- **What to work on**
From the listing below, extract every line containing "greenhouse".

- **Data for this task**
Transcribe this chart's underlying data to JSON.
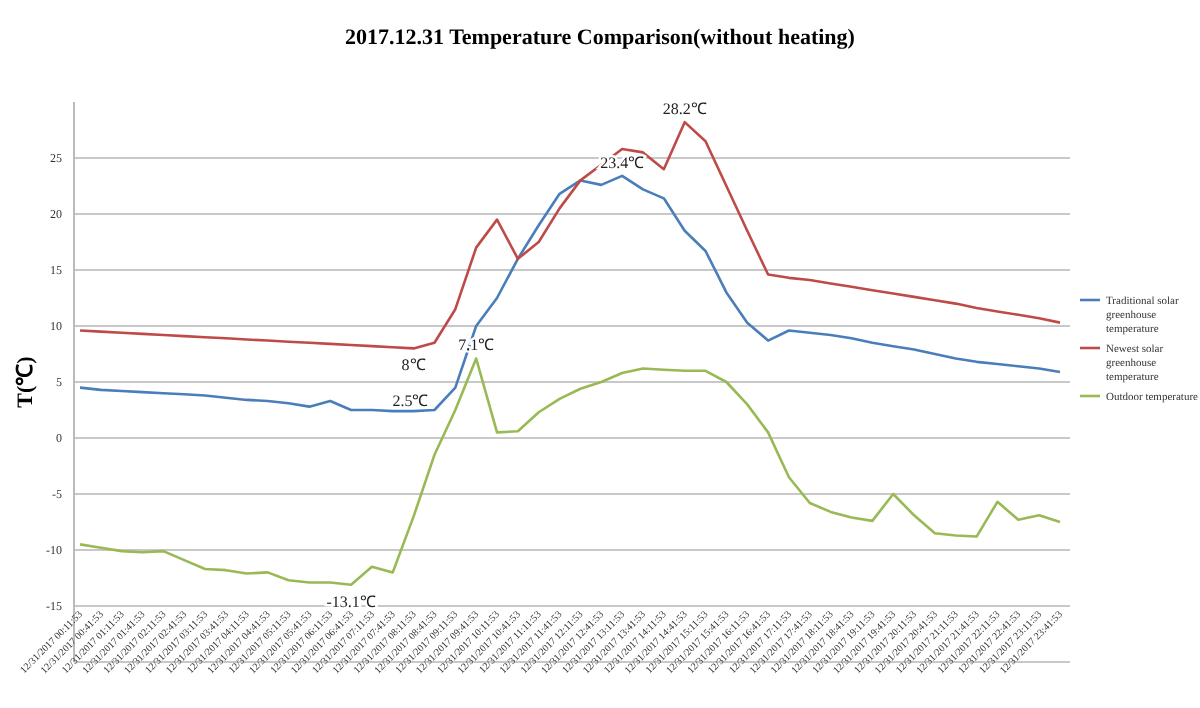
{
  "chart_data": {
    "type": "line",
    "title": "2017.12.31 Temperature Comparison(without  heating)",
    "ylabel": "T(℃)",
    "categories": [
      "12/31/2017 00:11:53",
      "12/31/2017 00:41:53",
      "12/31/2017 01:11:53",
      "12/31/2017 01:41:53",
      "12/31/2017 02:11:53",
      "12/31/2017 02:41:53",
      "12/31/2017 03:11:53",
      "12/31/2017 03:41:53",
      "12/31/2017 04:11:53",
      "12/31/2017 04:41:53",
      "12/31/2017 05:11:53",
      "12/31/2017 05:41:53",
      "12/31/2017 06:11:53",
      "12/31/2017 06:41:53",
      "12/31/2017 07:11:53",
      "12/31/2017 07:41:53",
      "12/31/2017 08:11:53",
      "12/31/2017 08:41:53",
      "12/31/2017 09:11:53",
      "12/31/2017 09:41:53",
      "12/31/2017 10:11:53",
      "12/31/2017 10:41:53",
      "12/31/2017 11:11:53",
      "12/31/2017 11:41:53",
      "12/31/2017 12:11:53",
      "12/31/2017 12:41:53",
      "12/31/2017 13:11:53",
      "12/31/2017 13:41:53",
      "12/31/2017 14:11:53",
      "12/31/2017 14:41:53",
      "12/31/2017 15:11:53",
      "12/31/2017 15:41:53",
      "12/31/2017 16:11:53",
      "12/31/2017 16:41:53",
      "12/31/2017 17:11:53",
      "12/31/2017 17:41:53",
      "12/31/2017 18:11:53",
      "12/31/2017 18:41:53",
      "12/31/2017 19:11:53",
      "12/31/2017 19:41:53",
      "12/31/2017 20:11:53",
      "12/31/2017 20:41:53",
      "12/31/2017 21:11:53",
      "12/31/2017 21:41:53",
      "12/31/2017 22:11:53",
      "12/31/2017 22:41:53",
      "12/31/2017 23:11:53",
      "12/31/2017 23:41:53"
    ],
    "series": [
      {
        "name": "Traditional solar greenhouse temperature",
        "color": "#4a7ebb",
        "values": [
          4.5,
          4.3,
          4.2,
          4.1,
          4.0,
          3.9,
          3.8,
          3.6,
          3.4,
          3.3,
          3.1,
          2.8,
          3.3,
          2.5,
          2.5,
          2.4,
          2.4,
          2.5,
          4.5,
          10,
          12.5,
          16,
          19,
          21.8,
          23,
          22.6,
          23.4,
          22.2,
          21.4,
          18.5,
          16.7,
          13,
          10.3,
          8.7,
          9.6,
          9.4,
          9.2,
          8.9,
          8.5,
          8.2,
          7.9,
          7.5,
          7.1,
          6.8,
          6.6,
          6.4,
          6.2,
          5.9
        ]
      },
      {
        "name": "Newest solar greenhouse temperature",
        "color": "#be4b48",
        "values": [
          9.6,
          9.5,
          9.4,
          9.3,
          9.2,
          9.1,
          9.0,
          8.9,
          8.8,
          8.7,
          8.6,
          8.5,
          8.4,
          8.3,
          8.2,
          8.1,
          8.0,
          8.5,
          11.5,
          17,
          19.5,
          16,
          17.5,
          20.5,
          23,
          24.4,
          25.8,
          25.5,
          24,
          28.2,
          26.5,
          22.5,
          18.5,
          14.6,
          14.3,
          14.1,
          13.8,
          13.5,
          13.2,
          12.9,
          12.6,
          12.3,
          12.0,
          11.6,
          11.3,
          11.0,
          10.7,
          10.3
        ]
      },
      {
        "name": "Outdoor temperature",
        "color": "#98b954",
        "values": [
          -9.5,
          -9.8,
          -10.1,
          -10.2,
          -10.1,
          -10.9,
          -11.7,
          -11.8,
          -12.1,
          -12.0,
          -12.7,
          -12.9,
          -12.9,
          -13.1,
          -11.5,
          -12.0,
          -7,
          -1.5,
          2.5,
          7.1,
          0.5,
          0.6,
          2.3,
          3.5,
          4.4,
          5,
          5.8,
          6.2,
          6.1,
          6,
          6,
          5,
          3,
          0.5,
          -3.5,
          -5.8,
          -6.6,
          -7.1,
          -7.4,
          -5,
          -6.9,
          -8.5,
          -8.7,
          -8.8,
          -5.7,
          -7.3,
          -6.9,
          -7.5
        ]
      }
    ],
    "ylim": [
      -20,
      30
    ],
    "yticks": [
      {
        "value": -20,
        "label": null
      },
      -15,
      -10,
      -5,
      0,
      5,
      10,
      15,
      20,
      25
    ],
    "grid": "y",
    "legend": "right",
    "marker": "none",
    "line_style": "solid",
    "annotations": [
      {
        "text": "8℃",
        "x": "12/31/2017 08:11:53",
        "y": 8
      },
      {
        "text": "2.5℃",
        "x": "12/31/2017 08:41:53",
        "y": 2.5
      },
      {
        "text": "7.1℃",
        "x": "12/31/2017 09:41:53",
        "y": 7.1
      },
      {
        "text": "23.4℃",
        "x": "12/31/2017 13:11:53",
        "y": 23.4
      },
      {
        "text": "28.2℃",
        "x": "12/31/2017 14:41:53",
        "y": 28.2
      },
      {
        "text": "-13.1℃",
        "x": "12/31/2017 06:41:53",
        "y": -13.1
      }
    ]
  }
}
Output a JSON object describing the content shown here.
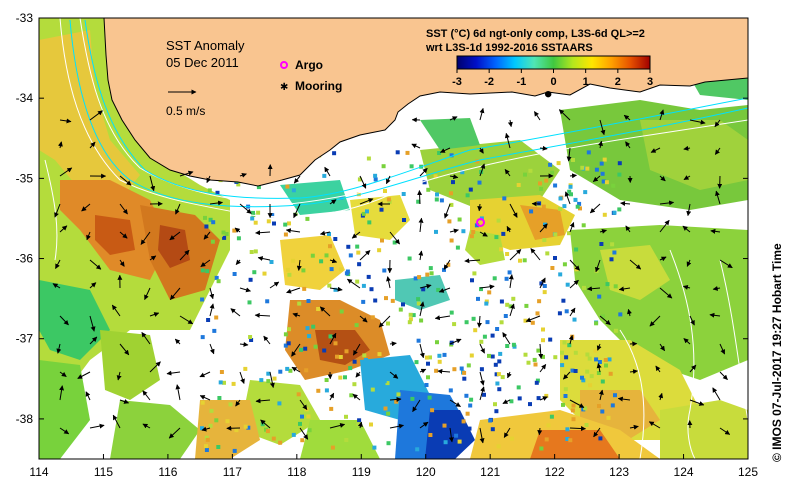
{
  "title": "SST Anomaly",
  "date": "05 Dec 2011",
  "velocity_scale_label": "0.5 m/s",
  "legend": {
    "argo_label": "Argo",
    "mooring_label": "Mooring",
    "argo_color": "#ff00ff",
    "mooring_color": "#000000"
  },
  "product_line1": "SST (°C) 6d ngt-only comp, L3S-6d QL>=2",
  "product_line2": "wrt L3S-1d 1992-2016 SSTAARS",
  "credit": "© IMOS 07-Jul-2017 19:27 Hobart Time",
  "colors": {
    "land": "#f9c590",
    "ocean_nodata": "#ffffff",
    "contour": "#ffffff",
    "current_line": "#00e0ff"
  },
  "colorbar": {
    "min": -3,
    "max": 3,
    "tick_labels": [
      "-3",
      "-2",
      "-1",
      "0",
      "1",
      "2",
      "3"
    ],
    "stops": [
      "#00006e",
      "#0010c8",
      "#0064ff",
      "#00c8ff",
      "#50e6b4",
      "#40c840",
      "#b4e61e",
      "#ffe600",
      "#ffa000",
      "#e65000",
      "#a00000"
    ]
  },
  "axes": {
    "lon_range": [
      114,
      125
    ],
    "lat_range": [
      -38.5,
      -33
    ],
    "x_ticks": [
      "114",
      "115",
      "116",
      "117",
      "118",
      "119",
      "120",
      "121",
      "122",
      "123",
      "124",
      "125"
    ],
    "y_ticks": [
      "-33",
      "-34",
      "-35",
      "-36",
      "-37",
      "-38"
    ]
  },
  "markers": {
    "argo": {
      "lon": 120.85,
      "lat": -35.55
    },
    "mooring": {
      "lon": 121.9,
      "lat": -33.95
    }
  }
}
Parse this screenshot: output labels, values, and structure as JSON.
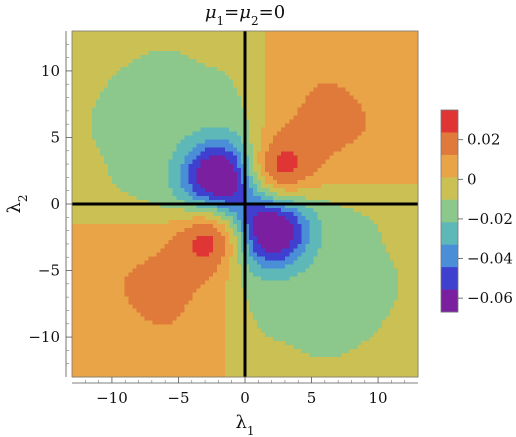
{
  "chart_data": {
    "type": "heatmap",
    "title_parts": [
      {
        "t": "μ",
        "italic": true
      },
      {
        "t": "1",
        "sub": true
      },
      {
        "t": "=",
        "italic": false
      },
      {
        "t": "μ",
        "italic": true
      },
      {
        "t": "2",
        "sub": true
      },
      {
        "t": "=0",
        "italic": false
      }
    ],
    "xlabel_parts": [
      {
        "t": "λ"
      },
      {
        "t": "1",
        "sub": true
      }
    ],
    "ylabel_parts": [
      {
        "t": "λ"
      },
      {
        "t": "2",
        "sub": true
      }
    ],
    "xlim": [
      -13,
      13
    ],
    "ylim": [
      -13,
      13
    ],
    "x_ticks": [
      -10,
      -5,
      0,
      5,
      10
    ],
    "y_ticks": [
      -10,
      -5,
      0,
      5,
      10
    ],
    "x_tick_labels": [
      "−10",
      "−5",
      "0",
      "5",
      "10"
    ],
    "y_tick_labels": [
      "−10",
      "−5",
      "0",
      "5",
      "10"
    ],
    "colorbar": {
      "range": [
        -0.067,
        0.035
      ],
      "ticks": [
        0.02,
        0,
        -0.02,
        -0.04,
        -0.06
      ],
      "tick_labels": [
        "0.02",
        "0",
        "−0.02",
        "−0.04",
        "−0.06"
      ],
      "colors": [
        "#7a1fa0",
        "#3f3fd0",
        "#4a8ed8",
        "#5fb8b8",
        "#8cc78c",
        "#cbc053",
        "#e8a447",
        "#e07a3a",
        "#e03535"
      ]
    },
    "extrema": [
      {
        "x": 2,
        "y": 2,
        "value": 0.035,
        "label": "max"
      },
      {
        "x": -2,
        "y": -2,
        "value": 0.035,
        "label": "max"
      },
      {
        "x": -2,
        "y": 2,
        "value": -0.065,
        "label": "min"
      },
      {
        "x": 2,
        "y": -2,
        "value": -0.065,
        "label": "min"
      }
    ],
    "zero_lines": {
      "x": 0,
      "y": 0,
      "color": "#000000"
    },
    "grid": false
  }
}
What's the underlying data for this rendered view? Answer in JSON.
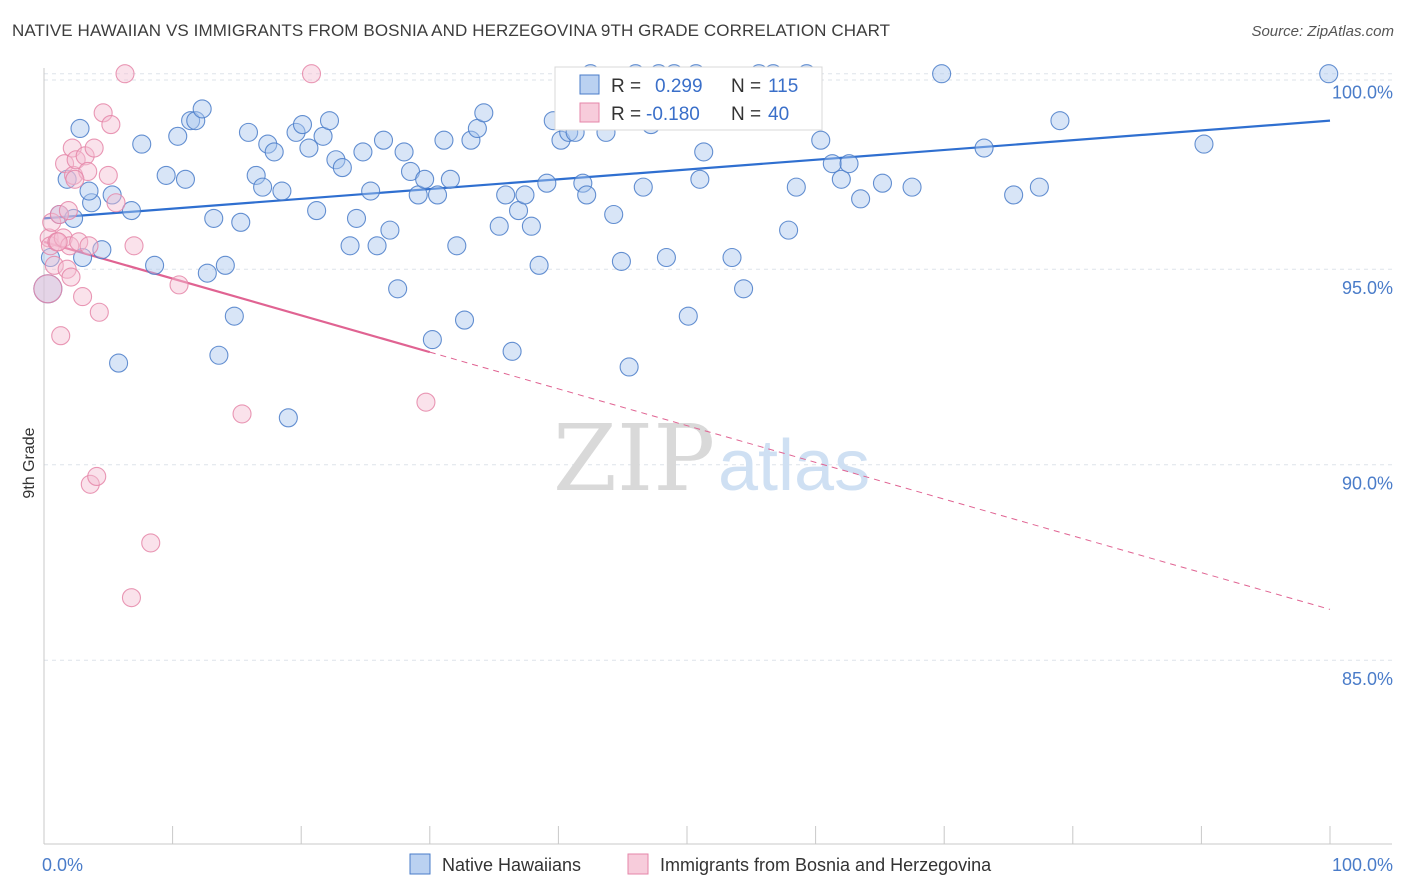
{
  "title": "NATIVE HAWAIIAN VS IMMIGRANTS FROM BOSNIA AND HERZEGOVINA 9TH GRADE CORRELATION CHART",
  "source": "Source: ZipAtlas.com",
  "watermark": {
    "zip": "ZIP",
    "atlas": "atlas"
  },
  "colors": {
    "blue": "#4a7cc9",
    "blue_fill": "#a9c6ee",
    "blue_line": "#2f6fd0",
    "pink": "#e586a8",
    "pink_fill": "#f5bfd2",
    "pink_line": "#e06392",
    "grid": "#dde3ea",
    "axis": "#c8c8c8"
  },
  "stats": {
    "blue": {
      "r_label": "R =",
      "r_value": "0.299",
      "n_label": "N =",
      "n_value": "115"
    },
    "pink": {
      "r_label": "R =",
      "r_value": "-0.180",
      "n_label": "N =",
      "n_value": "40"
    }
  },
  "chart_data": {
    "type": "scatter",
    "title": "NATIVE HAWAIIAN VS IMMIGRANTS FROM BOSNIA AND HERZEGOVINA 9TH GRADE CORRELATION CHART",
    "xlabel": "",
    "ylabel": "9th Grade",
    "xlim": [
      0,
      100
    ],
    "ylim": [
      80.3,
      100.3
    ],
    "x_tick_labels": [
      {
        "value": 0,
        "label": "0.0%"
      },
      {
        "value": 100,
        "label": "100.0%"
      }
    ],
    "x_minor_ticks": [
      0,
      10,
      20,
      30,
      40,
      50,
      60,
      70,
      80,
      90,
      100
    ],
    "y_ticks": [
      {
        "value": 100,
        "label": "100.0%"
      },
      {
        "value": 95,
        "label": "95.0%"
      },
      {
        "value": 90,
        "label": "90.0%"
      },
      {
        "value": 85,
        "label": "85.0%"
      }
    ],
    "grid": true,
    "legend_position": "bottom",
    "series": [
      {
        "name": "Native Hawaiians",
        "color": "#4a7cc9",
        "trend": {
          "x": [
            0,
            100
          ],
          "y": [
            96.3,
            98.8
          ],
          "dashed_from": null
        },
        "points": [
          [
            0.3,
            94.5
          ],
          [
            0.5,
            95.3
          ],
          [
            1.2,
            96.4
          ],
          [
            1.8,
            97.3
          ],
          [
            2.3,
            96.3
          ],
          [
            3.0,
            95.3
          ],
          [
            3.7,
            96.7
          ],
          [
            4.5,
            95.5
          ],
          [
            5.3,
            96.9
          ],
          [
            2.8,
            98.6
          ],
          [
            3.5,
            97.0
          ],
          [
            5.8,
            92.6
          ],
          [
            6.8,
            96.5
          ],
          [
            7.6,
            98.2
          ],
          [
            8.6,
            95.1
          ],
          [
            9.5,
            97.4
          ],
          [
            10.4,
            98.4
          ],
          [
            11.0,
            97.3
          ],
          [
            11.4,
            98.8
          ],
          [
            11.8,
            98.8
          ],
          [
            12.3,
            99.1
          ],
          [
            12.7,
            94.9
          ],
          [
            13.2,
            96.3
          ],
          [
            13.6,
            92.8
          ],
          [
            14.1,
            95.1
          ],
          [
            14.8,
            93.8
          ],
          [
            15.3,
            96.2
          ],
          [
            15.9,
            98.5
          ],
          [
            16.5,
            97.4
          ],
          [
            17.0,
            97.1
          ],
          [
            17.4,
            98.2
          ],
          [
            17.9,
            98.0
          ],
          [
            18.5,
            97.0
          ],
          [
            19.0,
            91.2
          ],
          [
            19.6,
            98.5
          ],
          [
            20.1,
            98.7
          ],
          [
            20.6,
            98.1
          ],
          [
            21.2,
            96.5
          ],
          [
            21.7,
            98.4
          ],
          [
            22.2,
            98.8
          ],
          [
            22.7,
            97.8
          ],
          [
            23.2,
            97.6
          ],
          [
            23.8,
            95.6
          ],
          [
            24.3,
            96.3
          ],
          [
            24.8,
            98.0
          ],
          [
            25.4,
            97.0
          ],
          [
            25.9,
            95.6
          ],
          [
            26.4,
            98.3
          ],
          [
            26.9,
            96.0
          ],
          [
            27.5,
            94.5
          ],
          [
            28.0,
            98.0
          ],
          [
            28.5,
            97.5
          ],
          [
            29.1,
            96.9
          ],
          [
            29.6,
            97.3
          ],
          [
            30.2,
            93.2
          ],
          [
            30.6,
            96.9
          ],
          [
            31.1,
            98.3
          ],
          [
            31.6,
            97.3
          ],
          [
            32.1,
            95.6
          ],
          [
            32.7,
            93.7
          ],
          [
            33.2,
            98.3
          ],
          [
            33.7,
            98.6
          ],
          [
            34.2,
            99.0
          ],
          [
            35.4,
            96.1
          ],
          [
            35.9,
            96.9
          ],
          [
            36.4,
            92.9
          ],
          [
            36.9,
            96.5
          ],
          [
            37.4,
            96.9
          ],
          [
            37.9,
            96.1
          ],
          [
            38.5,
            95.1
          ],
          [
            39.1,
            97.2
          ],
          [
            39.6,
            98.8
          ],
          [
            40.2,
            98.3
          ],
          [
            40.8,
            98.5
          ],
          [
            41.3,
            98.5
          ],
          [
            41.9,
            97.2
          ],
          [
            42.5,
            100.0
          ],
          [
            43.1,
            99.0
          ],
          [
            43.7,
            98.5
          ],
          [
            44.3,
            96.4
          ],
          [
            44.9,
            95.2
          ],
          [
            45.5,
            92.5
          ],
          [
            46.0,
            100.0
          ],
          [
            46.6,
            97.1
          ],
          [
            47.2,
            98.7
          ],
          [
            47.8,
            100.0
          ],
          [
            48.4,
            95.3
          ],
          [
            49.0,
            100.0
          ],
          [
            50.1,
            93.8
          ],
          [
            50.7,
            100.0
          ],
          [
            51.3,
            98.0
          ],
          [
            52.5,
            99.0
          ],
          [
            53.5,
            95.3
          ],
          [
            54.4,
            94.5
          ],
          [
            55.6,
            100.0
          ],
          [
            56.7,
            100.0
          ],
          [
            57.9,
            96.0
          ],
          [
            58.5,
            97.1
          ],
          [
            59.3,
            100.0
          ],
          [
            60.4,
            98.3
          ],
          [
            61.3,
            97.7
          ],
          [
            62.0,
            97.3
          ],
          [
            62.6,
            97.7
          ],
          [
            63.5,
            96.8
          ],
          [
            65.2,
            97.2
          ],
          [
            67.5,
            97.1
          ],
          [
            69.8,
            100.0
          ],
          [
            73.1,
            98.1
          ],
          [
            75.4,
            96.9
          ],
          [
            77.4,
            97.1
          ],
          [
            79.0,
            98.8
          ],
          [
            90.2,
            98.2
          ],
          [
            99.9,
            100.0
          ],
          [
            42.2,
            96.9
          ],
          [
            51.0,
            97.3
          ]
        ]
      },
      {
        "name": "Immigrants from Bosnia and Herzegovina",
        "color": "#e586a8",
        "trend": {
          "x": [
            0,
            100
          ],
          "y": [
            95.7,
            86.3
          ],
          "dashed_from": 30
        },
        "points": [
          [
            0.3,
            94.5
          ],
          [
            0.4,
            95.8
          ],
          [
            0.5,
            95.6
          ],
          [
            0.6,
            96.2
          ],
          [
            0.8,
            95.1
          ],
          [
            1.0,
            95.7
          ],
          [
            1.2,
            96.4
          ],
          [
            1.3,
            93.3
          ],
          [
            1.5,
            95.8
          ],
          [
            1.6,
            97.7
          ],
          [
            1.8,
            95.0
          ],
          [
            1.9,
            96.5
          ],
          [
            2.0,
            95.6
          ],
          [
            2.1,
            94.8
          ],
          [
            2.2,
            98.1
          ],
          [
            2.3,
            97.4
          ],
          [
            2.5,
            97.8
          ],
          [
            2.7,
            95.7
          ],
          [
            3.0,
            94.3
          ],
          [
            3.2,
            97.9
          ],
          [
            3.4,
            97.5
          ],
          [
            3.5,
            95.6
          ],
          [
            3.6,
            89.5
          ],
          [
            3.9,
            98.1
          ],
          [
            4.1,
            89.7
          ],
          [
            4.3,
            93.9
          ],
          [
            4.6,
            99.0
          ],
          [
            5.0,
            97.4
          ],
          [
            5.2,
            98.7
          ],
          [
            5.6,
            96.7
          ],
          [
            6.3,
            100.0
          ],
          [
            6.8,
            86.6
          ],
          [
            7.0,
            95.6
          ],
          [
            8.3,
            88.0
          ],
          [
            10.5,
            94.6
          ],
          [
            15.4,
            91.3
          ],
          [
            20.8,
            100.0
          ],
          [
            29.7,
            91.6
          ],
          [
            2.4,
            97.3
          ],
          [
            1.1,
            95.7
          ]
        ]
      }
    ]
  }
}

- **Exercise response**
        "name": "Traditional solar greenhouse temperature",
        "name": "Newest solar greenhouse temperature",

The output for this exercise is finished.